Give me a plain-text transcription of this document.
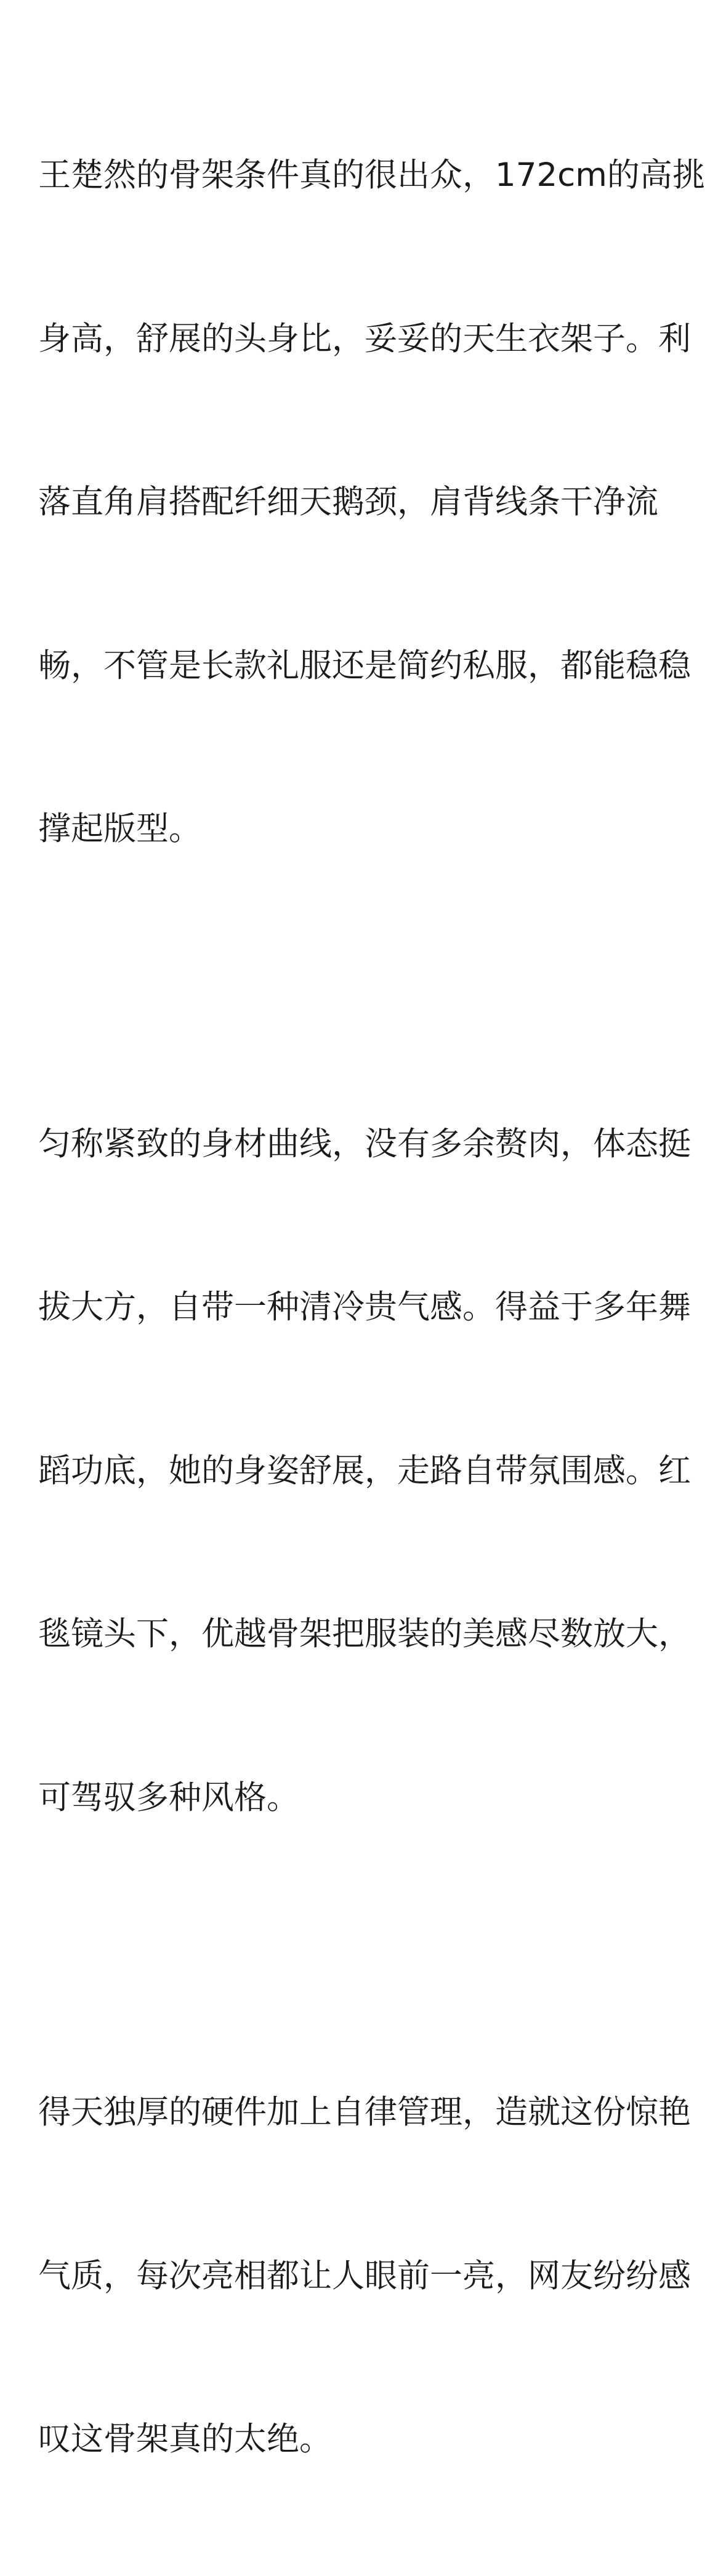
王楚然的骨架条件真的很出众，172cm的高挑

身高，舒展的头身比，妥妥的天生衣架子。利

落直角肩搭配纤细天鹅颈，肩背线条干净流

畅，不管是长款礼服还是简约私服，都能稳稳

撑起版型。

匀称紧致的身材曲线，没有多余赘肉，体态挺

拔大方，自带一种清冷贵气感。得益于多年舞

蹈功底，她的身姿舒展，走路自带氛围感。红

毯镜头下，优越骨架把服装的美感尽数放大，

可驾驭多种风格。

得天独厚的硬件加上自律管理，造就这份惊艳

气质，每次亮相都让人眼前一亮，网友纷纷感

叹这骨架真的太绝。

+ + + + +

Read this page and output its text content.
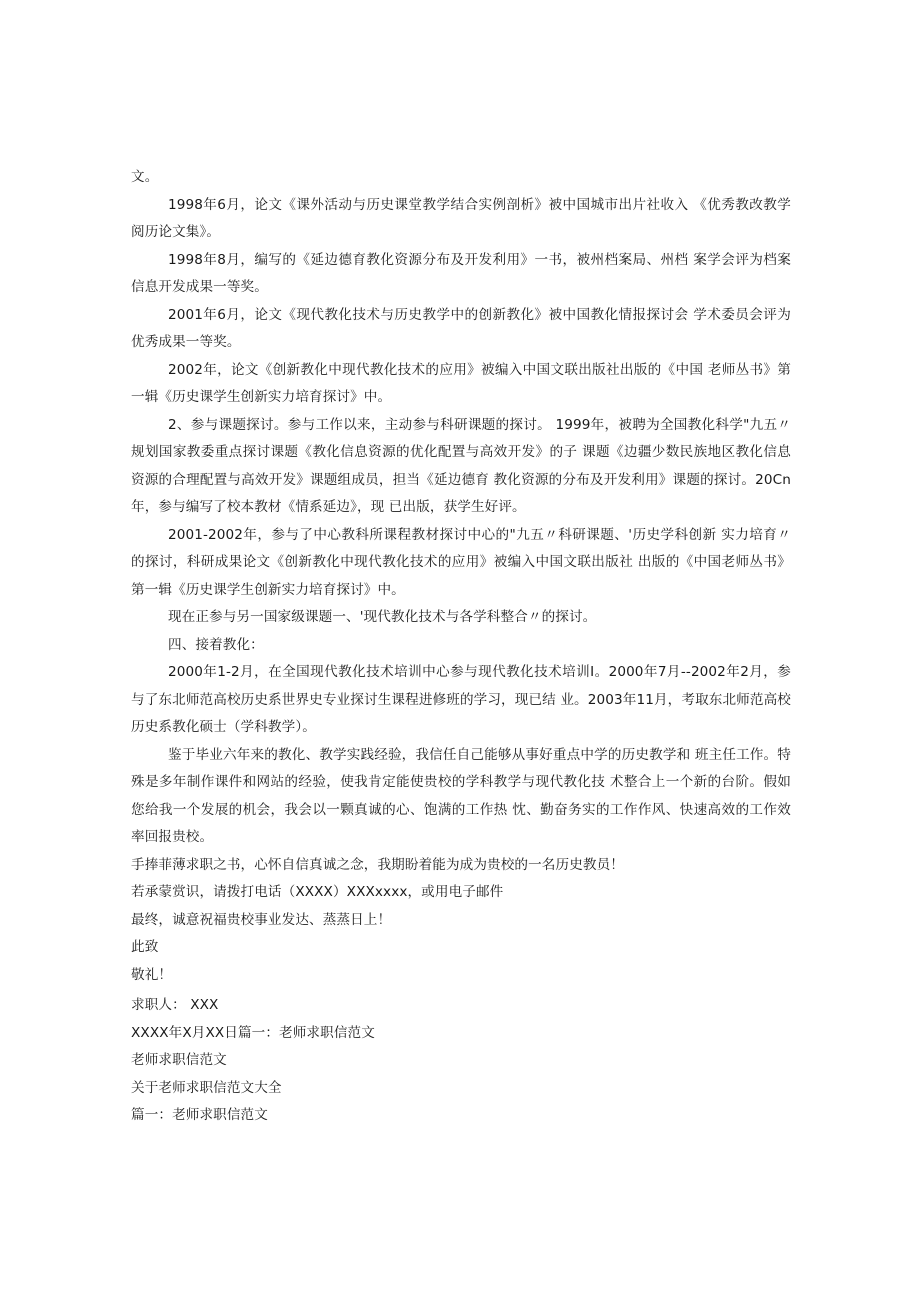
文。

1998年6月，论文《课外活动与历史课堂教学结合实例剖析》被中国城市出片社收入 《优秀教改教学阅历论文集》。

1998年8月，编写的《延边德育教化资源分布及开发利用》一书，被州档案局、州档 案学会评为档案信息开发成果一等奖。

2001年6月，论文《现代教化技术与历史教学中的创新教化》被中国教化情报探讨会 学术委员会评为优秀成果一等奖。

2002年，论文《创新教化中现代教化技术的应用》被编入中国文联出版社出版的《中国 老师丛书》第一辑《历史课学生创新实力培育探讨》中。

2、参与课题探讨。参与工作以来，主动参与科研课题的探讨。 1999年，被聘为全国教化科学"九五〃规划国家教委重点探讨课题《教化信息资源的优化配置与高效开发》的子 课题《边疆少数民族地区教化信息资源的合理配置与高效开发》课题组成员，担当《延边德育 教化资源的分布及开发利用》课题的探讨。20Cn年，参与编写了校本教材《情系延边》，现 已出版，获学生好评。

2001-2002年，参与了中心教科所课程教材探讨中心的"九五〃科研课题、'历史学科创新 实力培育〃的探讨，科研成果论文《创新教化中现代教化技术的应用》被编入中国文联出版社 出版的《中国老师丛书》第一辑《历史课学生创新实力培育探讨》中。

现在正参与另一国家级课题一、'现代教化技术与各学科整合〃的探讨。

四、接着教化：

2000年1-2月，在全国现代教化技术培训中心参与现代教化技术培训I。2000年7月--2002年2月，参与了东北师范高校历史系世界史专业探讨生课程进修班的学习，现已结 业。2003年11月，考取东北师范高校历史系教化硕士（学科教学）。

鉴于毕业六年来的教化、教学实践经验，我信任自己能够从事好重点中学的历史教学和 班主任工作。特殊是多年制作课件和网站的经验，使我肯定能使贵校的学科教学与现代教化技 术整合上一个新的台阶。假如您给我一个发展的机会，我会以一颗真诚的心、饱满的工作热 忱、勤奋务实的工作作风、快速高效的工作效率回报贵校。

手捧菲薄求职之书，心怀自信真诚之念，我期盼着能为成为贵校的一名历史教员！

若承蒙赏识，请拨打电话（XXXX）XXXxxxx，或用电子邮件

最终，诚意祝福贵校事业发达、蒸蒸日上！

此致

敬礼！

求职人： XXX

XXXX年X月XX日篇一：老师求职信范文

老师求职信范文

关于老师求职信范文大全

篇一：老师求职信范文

+ + + + +

- **Exercise details**: Sift through the entries and copy every line with "this".

- **Result**:
Give me a plain-text transcription of this document.
Read this page and output its text content.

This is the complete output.